■ The exercise
Repeat every entry in the listing below, exactly.

— START —

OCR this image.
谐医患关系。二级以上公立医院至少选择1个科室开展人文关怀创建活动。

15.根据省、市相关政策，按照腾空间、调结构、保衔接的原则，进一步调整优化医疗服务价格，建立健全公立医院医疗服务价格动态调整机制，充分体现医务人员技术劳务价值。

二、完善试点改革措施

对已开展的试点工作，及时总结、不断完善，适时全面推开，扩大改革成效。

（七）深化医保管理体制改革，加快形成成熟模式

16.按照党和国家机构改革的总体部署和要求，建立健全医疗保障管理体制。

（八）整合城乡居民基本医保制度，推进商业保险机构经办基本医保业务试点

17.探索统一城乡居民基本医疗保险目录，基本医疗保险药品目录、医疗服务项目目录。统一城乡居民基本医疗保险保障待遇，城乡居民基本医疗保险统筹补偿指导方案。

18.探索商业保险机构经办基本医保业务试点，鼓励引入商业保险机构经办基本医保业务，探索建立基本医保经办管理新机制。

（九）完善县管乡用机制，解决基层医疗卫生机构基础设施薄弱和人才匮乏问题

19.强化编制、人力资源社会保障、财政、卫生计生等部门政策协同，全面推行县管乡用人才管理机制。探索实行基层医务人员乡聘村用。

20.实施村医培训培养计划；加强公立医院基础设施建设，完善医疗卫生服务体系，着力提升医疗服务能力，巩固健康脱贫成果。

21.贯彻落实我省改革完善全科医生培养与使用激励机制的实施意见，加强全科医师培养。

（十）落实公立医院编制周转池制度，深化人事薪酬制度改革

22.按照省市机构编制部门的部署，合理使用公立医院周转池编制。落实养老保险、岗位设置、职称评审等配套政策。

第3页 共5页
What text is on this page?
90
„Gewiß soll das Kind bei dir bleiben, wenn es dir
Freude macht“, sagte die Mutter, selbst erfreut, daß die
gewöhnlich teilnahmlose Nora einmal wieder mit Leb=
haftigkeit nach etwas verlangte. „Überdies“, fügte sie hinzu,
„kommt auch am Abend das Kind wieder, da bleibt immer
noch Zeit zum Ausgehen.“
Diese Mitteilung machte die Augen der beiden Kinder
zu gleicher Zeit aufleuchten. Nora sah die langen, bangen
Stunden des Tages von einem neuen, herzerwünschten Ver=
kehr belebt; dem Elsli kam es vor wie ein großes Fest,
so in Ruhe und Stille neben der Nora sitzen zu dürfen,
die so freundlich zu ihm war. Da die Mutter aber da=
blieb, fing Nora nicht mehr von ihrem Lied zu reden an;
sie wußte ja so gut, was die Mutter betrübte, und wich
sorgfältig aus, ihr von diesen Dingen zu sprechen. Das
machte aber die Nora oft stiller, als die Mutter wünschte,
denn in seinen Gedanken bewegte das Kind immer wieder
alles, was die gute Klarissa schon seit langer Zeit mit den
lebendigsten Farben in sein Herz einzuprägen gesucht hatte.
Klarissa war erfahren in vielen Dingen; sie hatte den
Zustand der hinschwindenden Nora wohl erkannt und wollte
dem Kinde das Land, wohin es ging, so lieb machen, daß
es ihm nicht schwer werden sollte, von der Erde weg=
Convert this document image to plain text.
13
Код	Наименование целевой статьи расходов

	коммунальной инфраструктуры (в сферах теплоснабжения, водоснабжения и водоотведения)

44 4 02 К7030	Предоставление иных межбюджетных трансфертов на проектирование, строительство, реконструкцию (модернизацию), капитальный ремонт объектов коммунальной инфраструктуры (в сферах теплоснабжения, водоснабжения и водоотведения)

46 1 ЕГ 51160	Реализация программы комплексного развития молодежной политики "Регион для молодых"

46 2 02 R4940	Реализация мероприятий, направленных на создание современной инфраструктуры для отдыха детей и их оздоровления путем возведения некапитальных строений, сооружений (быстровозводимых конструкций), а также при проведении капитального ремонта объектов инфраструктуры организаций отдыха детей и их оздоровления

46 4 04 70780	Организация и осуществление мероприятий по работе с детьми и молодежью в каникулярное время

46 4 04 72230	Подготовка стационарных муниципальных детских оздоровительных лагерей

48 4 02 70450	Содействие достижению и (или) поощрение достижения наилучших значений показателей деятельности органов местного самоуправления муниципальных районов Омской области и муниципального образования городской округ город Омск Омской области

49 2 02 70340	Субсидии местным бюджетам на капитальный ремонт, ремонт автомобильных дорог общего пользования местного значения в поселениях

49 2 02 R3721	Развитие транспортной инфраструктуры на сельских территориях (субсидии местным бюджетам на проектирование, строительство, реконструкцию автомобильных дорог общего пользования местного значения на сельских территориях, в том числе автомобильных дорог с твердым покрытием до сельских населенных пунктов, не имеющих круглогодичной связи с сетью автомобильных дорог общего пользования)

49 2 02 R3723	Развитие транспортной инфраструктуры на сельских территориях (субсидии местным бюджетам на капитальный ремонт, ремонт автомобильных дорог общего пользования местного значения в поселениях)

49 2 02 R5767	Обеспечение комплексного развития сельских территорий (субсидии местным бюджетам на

— END —

■ Problem solution
OCR this image.
谐医患关系。二级以上公立医院至少选择1个科室开展人文关怀创建活动。

15.根据省、市相关政策，按照腾空间、调结构、保衔接的原则，进一步调整优化医疗服务价格，建立健全公立医院医疗服务价格动态调整机制，充分体现医务人员技术劳务价值。

二、完善试点改革措施

对已开展的试点工作，及时总结、不断完善，适时全面推开，扩大改革成效。

（七）深化医保管理体制改革，加快形成成熟模式

16.按照党和国家机构改革的总体部署和要求，建立健全医疗保障管理体制。

（八）整合城乡居民基本医保制度，推进商业保险机构经办基本医保业务试点

17.探索统一城乡居民基本医疗保险目录，基本医疗保险药品目录、医疗服务项目目录。统一城乡居民基本医疗保险保障待遇，城乡居民基本医疗保险统筹补偿指导方案。

18.探索商业保险机构经办基本医保业务试点，鼓励引入商业保险机构经办基本医保业务，探索建立基本医保经办管理新机制。

（九）完善县管乡用机制，解决基层医疗卫生机构基础设施薄弱和人才匮乏问题

19.强化编制、人力资源社会保障、财政、卫生计生等部门政策协同，全面推行县管乡用人才管理机制。探索实行基层医务人员乡聘村用。

20.实施村医培训培养计划；加强公立医院基础设施建设，完善医疗卫生服务体系，着力提升医疗服务能力，巩固健康脱贫成果。

21.贯彻落实我省改革完善全科医生培养与使用激励机制的实施意见，加强全科医师培养。

（十）落实公立医院编制周转池制度，深化人事薪酬制度改革

22.按照省市机构编制部门的部署，合理使用公立医院周转池编制。落实养老保险、岗位设置、职称评审等配套政策。

第3页 共5页
What text is on this page?
90
„Gewiß soll das Kind bei dir bleiben, wenn es dir
Freude macht“, sagte die Mutter, selbst erfreut, daß die
gewöhnlich teilnahmlose Nora einmal wieder mit Leb=
haftigkeit nach etwas verlangte. „Überdies“, fügte sie hinzu,
„kommt auch am Abend das Kind wieder, da bleibt immer
noch Zeit zum Ausgehen.“
Diese Mitteilung machte die Augen der beiden Kinder
zu gleicher Zeit aufleuchten. Nora sah die langen, bangen
Stunden des Tages von einem neuen, herzerwünschten Ver=
kehr belebt; dem Elsli kam es vor wie ein großes Fest,
so in Ruhe und Stille neben der Nora sitzen zu dürfen,
die so freundlich zu ihm war. Da die Mutter aber da=
blieb, fing Nora nicht mehr von ihrem Lied zu reden an;
sie wußte ja so gut, was die Mutter betrübte, und wich
sorgfältig aus, ihr von diesen Dingen zu sprechen. Das
machte aber die Nora oft stiller, als die Mutter wünschte,
denn in seinen Gedanken bewegte das Kind immer wieder
alles, was die gute Klarissa schon seit langer Zeit mit den
lebendigsten Farben in sein Herz einzuprägen gesucht hatte.
Klarissa war erfahren in vielen Dingen; sie hatte den
Zustand der hinschwindenden Nora wohl erkannt und wollte
dem Kinde das Land, wohin es ging, so lieb machen, daß
es ihm nicht schwer werden sollte, von der Erde weg=
Convert this document image to plain text.
13
Код	Наименование целевой статьи расходов

	коммунальной инфраструктуры (в сферах теплоснабжения, водоснабжения и водоотведения)

44 4 02 К7030	Предоставление иных межбюджетных трансфертов на проектирование, строительство, реконструкцию (модернизацию), капитальный ремонт объектов коммунальной инфраструктуры (в сферах теплоснабжения, водоснабжения и водоотведения)

46 1 ЕГ 51160	Реализация программы комплексного развития молодежной политики "Регион для молодых"

46 2 02 R4940	Реализация мероприятий, направленных на создание современной инфраструктуры для отдыха детей и их оздоровления путем возведения некапитальных строений, сооружений (быстровозводимых конструкций), а также при проведении капитального ремонта объектов инфраструктуры организаций отдыха детей и их оздоровления

46 4 04 70780	Организация и осуществление мероприятий по работе с детьми и молодежью в каникулярное время

46 4 04 72230	Подготовка стационарных муниципальных детских оздоровительных лагерей

48 4 02 70450	Содействие достижению и (или) поощрение достижения наилучших значений показателей деятельности органов местного самоуправления муниципальных районов Омской области и муниципального образования городской округ город Омск Омской области

49 2 02 70340	Субсидии местным бюджетам на капитальный ремонт, ремонт автомобильных дорог общего пользования местного значения в поселениях

49 2 02 R3721	Развитие транспортной инфраструктуры на сельских территориях (субсидии местным бюджетам на проектирование, строительство, реконструкцию автомобильных дорог общего пользования местного значения на сельских территориях, в том числе автомобильных дорог с твердым покрытием до сельских населенных пунктов, не имеющих круглогодичной связи с сетью автомобильных дорог общего пользования)

49 2 02 R3723	Развитие транспортной инфраструктуры на сельских территориях (субсидии местным бюджетам на капитальный ремонт, ремонт автомобильных дорог общего пользования местного значения в поселениях)

49 2 02 R5767	Обеспечение комплексного развития сельских территорий (субсидии местным бюджетам на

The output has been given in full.